What to produce:
Would you quote every entry exactly, dropping only the pictures?

Record excerpts:
====

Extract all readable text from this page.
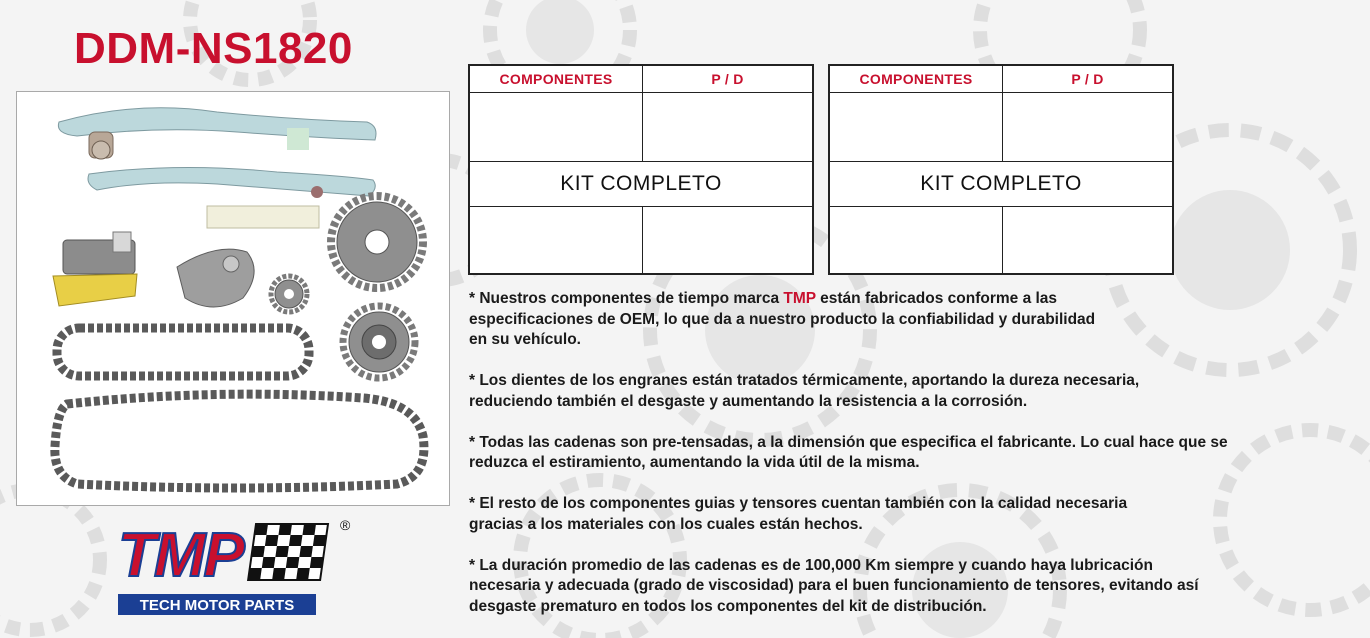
DDM-NS1820
COMPONENTES	P / D

KIT COMPLETO	

COMPONENTES	P / D

KIT COMPLETO	

* Nuestros componentes de tiempo marca TMP están fabricados conforme a las
especificaciones de OEM, lo que da a nuestro producto la confiabilidad y durabilidad
en su vehículo.

* Los dientes de los engranes están tratados térmicamente, aportando la dureza necesaria,
reduciendo también el desgaste y aumentando la resistencia a la corrosión.

* Todas las cadenas son pre-tensadas, a la dimensión que especifica el fabricante. Lo cual hace que se
reduzca el estiramiento, aumentando la vida útil de la misma.

* El resto de los componentes guias y tensores cuentan también con la calidad necesaria
gracias a los materiales con los cuales están hechos.

* La duración promedio de las cadenas es de 100,000 Km siempre y cuando haya lubricación
necesaria y adecuada (grado de viscosidad) para el buen funcionamiento de tensores, evitando así
desgaste prematuro en todos los componentes del kit de distribución.

TMP	®
TECH MOTOR PARTS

====

Final answer:
Extract all readable text from this page.
DDM-NS1820
COMPONENTES	P / D

KIT COMPLETO	

COMPONENTES	P / D

KIT COMPLETO	

* Nuestros componentes de tiempo marca TMP están fabricados conforme a las
especificaciones de OEM, lo que da a nuestro producto la confiabilidad y durabilidad
en su vehículo.

* Los dientes de los engranes están tratados térmicamente, aportando la dureza necesaria,
reduciendo también el desgaste y aumentando la resistencia a la corrosión.

* Todas las cadenas son pre-tensadas, a la dimensión que especifica el fabricante. Lo cual hace que se
reduzca el estiramiento, aumentando la vida útil de la misma.

* El resto de los componentes guias y tensores cuentan también con la calidad necesaria
gracias a los materiales con los cuales están hechos.

* La duración promedio de las cadenas es de 100,000 Km siempre y cuando haya lubricación
necesaria y adecuada (grado de viscosidad) para el buen funcionamiento de tensores, evitando así
desgaste prematuro en todos los componentes del kit de distribución.

TMP	®
TECH MOTOR PARTS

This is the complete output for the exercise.